The listing beneath should be written out in full, exactly as shown.

··· Input data

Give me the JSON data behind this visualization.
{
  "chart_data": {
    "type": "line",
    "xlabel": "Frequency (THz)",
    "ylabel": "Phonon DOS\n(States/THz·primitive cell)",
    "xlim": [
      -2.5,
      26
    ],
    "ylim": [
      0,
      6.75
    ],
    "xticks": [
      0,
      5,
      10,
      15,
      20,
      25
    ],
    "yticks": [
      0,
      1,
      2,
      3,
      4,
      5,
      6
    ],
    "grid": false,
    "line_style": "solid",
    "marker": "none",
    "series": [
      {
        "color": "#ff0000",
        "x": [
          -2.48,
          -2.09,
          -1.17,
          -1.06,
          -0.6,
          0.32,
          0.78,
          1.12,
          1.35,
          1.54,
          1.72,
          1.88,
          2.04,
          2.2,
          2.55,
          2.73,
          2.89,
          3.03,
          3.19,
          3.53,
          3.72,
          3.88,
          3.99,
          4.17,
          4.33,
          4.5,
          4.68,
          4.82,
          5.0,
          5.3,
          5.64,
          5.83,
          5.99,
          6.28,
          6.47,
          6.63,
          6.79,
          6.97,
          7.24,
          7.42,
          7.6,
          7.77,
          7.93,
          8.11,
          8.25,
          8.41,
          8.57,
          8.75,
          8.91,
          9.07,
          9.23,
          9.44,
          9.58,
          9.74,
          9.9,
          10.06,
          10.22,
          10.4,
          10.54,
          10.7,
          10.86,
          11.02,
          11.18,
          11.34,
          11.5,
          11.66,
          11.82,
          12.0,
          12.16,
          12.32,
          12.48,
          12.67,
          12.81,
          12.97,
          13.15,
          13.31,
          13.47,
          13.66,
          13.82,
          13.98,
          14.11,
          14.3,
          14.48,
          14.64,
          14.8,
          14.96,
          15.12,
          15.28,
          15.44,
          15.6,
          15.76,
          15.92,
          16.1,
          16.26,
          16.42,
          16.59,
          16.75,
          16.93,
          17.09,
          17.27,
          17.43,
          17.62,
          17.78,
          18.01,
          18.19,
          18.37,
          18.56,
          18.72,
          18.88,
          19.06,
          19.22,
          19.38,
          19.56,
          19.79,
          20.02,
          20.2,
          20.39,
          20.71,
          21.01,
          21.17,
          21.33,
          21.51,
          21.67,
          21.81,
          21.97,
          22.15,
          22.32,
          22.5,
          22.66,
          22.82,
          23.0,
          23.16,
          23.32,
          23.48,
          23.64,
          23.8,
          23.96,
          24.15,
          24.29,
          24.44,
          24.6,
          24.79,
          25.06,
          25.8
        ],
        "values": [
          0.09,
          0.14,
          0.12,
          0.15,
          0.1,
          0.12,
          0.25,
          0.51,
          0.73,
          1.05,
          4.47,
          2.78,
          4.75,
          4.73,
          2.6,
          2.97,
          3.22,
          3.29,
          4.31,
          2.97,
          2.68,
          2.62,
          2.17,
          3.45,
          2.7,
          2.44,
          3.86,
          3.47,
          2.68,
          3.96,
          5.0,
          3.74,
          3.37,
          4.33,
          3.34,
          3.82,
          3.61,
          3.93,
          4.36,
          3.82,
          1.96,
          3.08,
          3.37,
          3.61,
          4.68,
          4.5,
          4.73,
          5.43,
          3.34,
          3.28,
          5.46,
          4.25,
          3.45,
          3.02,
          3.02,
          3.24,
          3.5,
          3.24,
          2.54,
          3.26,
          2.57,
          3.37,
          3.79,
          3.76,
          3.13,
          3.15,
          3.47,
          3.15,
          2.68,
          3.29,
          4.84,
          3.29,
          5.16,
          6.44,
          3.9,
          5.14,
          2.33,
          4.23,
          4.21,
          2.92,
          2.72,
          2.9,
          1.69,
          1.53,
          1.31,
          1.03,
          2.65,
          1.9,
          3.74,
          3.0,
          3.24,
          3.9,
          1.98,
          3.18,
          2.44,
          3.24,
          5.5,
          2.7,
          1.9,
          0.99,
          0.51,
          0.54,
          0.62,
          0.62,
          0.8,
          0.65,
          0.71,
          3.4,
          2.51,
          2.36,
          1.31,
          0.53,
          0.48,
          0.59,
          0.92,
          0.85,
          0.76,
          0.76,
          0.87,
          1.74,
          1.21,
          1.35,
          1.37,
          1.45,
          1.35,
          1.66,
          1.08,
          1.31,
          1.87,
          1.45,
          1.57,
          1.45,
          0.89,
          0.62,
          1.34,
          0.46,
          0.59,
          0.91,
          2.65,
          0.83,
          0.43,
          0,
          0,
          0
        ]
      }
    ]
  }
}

······

• [The response]:
Give me the JSON data behind this visualization.
{
  "chart_data": {
    "type": "line",
    "xlabel": "Frequency (THz)",
    "ylabel": "Phonon DOS\n(States/THz·primitive cell)",
    "xlim": [
      -2.5,
      26
    ],
    "ylim": [
      0,
      6.75
    ],
    "xticks": [
      0,
      5,
      10,
      15,
      20,
      25
    ],
    "yticks": [
      0,
      1,
      2,
      3,
      4,
      5,
      6
    ],
    "grid": false,
    "line_style": "solid",
    "marker": "none",
    "series": [
      {
        "color": "#ff0000",
        "x": [
          -2.48,
          -2.09,
          -1.17,
          -1.06,
          -0.6,
          0.32,
          0.78,
          1.12,
          1.35,
          1.54,
          1.72,
          1.88,
          2.04,
          2.2,
          2.55,
          2.73,
          2.89,
          3.03,
          3.19,
          3.53,
          3.72,
          3.88,
          3.99,
          4.17,
          4.33,
          4.5,
          4.68,
          4.82,
          5.0,
          5.3,
          5.64,
          5.83,
          5.99,
          6.28,
          6.47,
          6.63,
          6.79,
          6.97,
          7.24,
          7.42,
          7.6,
          7.77,
          7.93,
          8.11,
          8.25,
          8.41,
          8.57,
          8.75,
          8.91,
          9.07,
          9.23,
          9.44,
          9.58,
          9.74,
          9.9,
          10.06,
          10.22,
          10.4,
          10.54,
          10.7,
          10.86,
          11.02,
          11.18,
          11.34,
          11.5,
          11.66,
          11.82,
          12.0,
          12.16,
          12.32,
          12.48,
          12.67,
          12.81,
          12.97,
          13.15,
          13.31,
          13.47,
          13.66,
          13.82,
          13.98,
          14.11,
          14.3,
          14.48,
          14.64,
          14.8,
          14.96,
          15.12,
          15.28,
          15.44,
          15.6,
          15.76,
          15.92,
          16.1,
          16.26,
          16.42,
          16.59,
          16.75,
          16.93,
          17.09,
          17.27,
          17.43,
          17.62,
          17.78,
          18.01,
          18.19,
          18.37,
          18.56,
          18.72,
          18.88,
          19.06,
          19.22,
          19.38,
          19.56,
          19.79,
          20.02,
          20.2,
          20.39,
          20.71,
          21.01,
          21.17,
          21.33,
          21.51,
          21.67,
          21.81,
          21.97,
          22.15,
          22.32,
          22.5,
          22.66,
          22.82,
          23.0,
          23.16,
          23.32,
          23.48,
          23.64,
          23.8,
          23.96,
          24.15,
          24.29,
          24.44,
          24.6,
          24.79,
          25.06,
          25.8
        ],
        "values": [
          0.09,
          0.14,
          0.12,
          0.15,
          0.1,
          0.12,
          0.25,
          0.51,
          0.73,
          1.05,
          4.47,
          2.78,
          4.75,
          4.73,
          2.6,
          2.97,
          3.22,
          3.29,
          4.31,
          2.97,
          2.68,
          2.62,
          2.17,
          3.45,
          2.7,
          2.44,
          3.86,
          3.47,
          2.68,
          3.96,
          5.0,
          3.74,
          3.37,
          4.33,
          3.34,
          3.82,
          3.61,
          3.93,
          4.36,
          3.82,
          1.96,
          3.08,
          3.37,
          3.61,
          4.68,
          4.5,
          4.73,
          5.43,
          3.34,
          3.28,
          5.46,
          4.25,
          3.45,
          3.02,
          3.02,
          3.24,
          3.5,
          3.24,
          2.54,
          3.26,
          2.57,
          3.37,
          3.79,
          3.76,
          3.13,
          3.15,
          3.47,
          3.15,
          2.68,
          3.29,
          4.84,
          3.29,
          5.16,
          6.44,
          3.9,
          5.14,
          2.33,
          4.23,
          4.21,
          2.92,
          2.72,
          2.9,
          1.69,
          1.53,
          1.31,
          1.03,
          2.65,
          1.9,
          3.74,
          3.0,
          3.24,
          3.9,
          1.98,
          3.18,
          2.44,
          3.24,
          5.5,
          2.7,
          1.9,
          0.99,
          0.51,
          0.54,
          0.62,
          0.62,
          0.8,
          0.65,
          0.71,
          3.4,
          2.51,
          2.36,
          1.31,
          0.53,
          0.48,
          0.59,
          0.92,
          0.85,
          0.76,
          0.76,
          0.87,
          1.74,
          1.21,
          1.35,
          1.37,
          1.45,
          1.35,
          1.66,
          1.08,
          1.31,
          1.87,
          1.45,
          1.57,
          1.45,
          0.89,
          0.62,
          1.34,
          0.46,
          0.59,
          0.91,
          2.65,
          0.83,
          0.43,
          0,
          0,
          0
        ]
      }
    ]
  }
}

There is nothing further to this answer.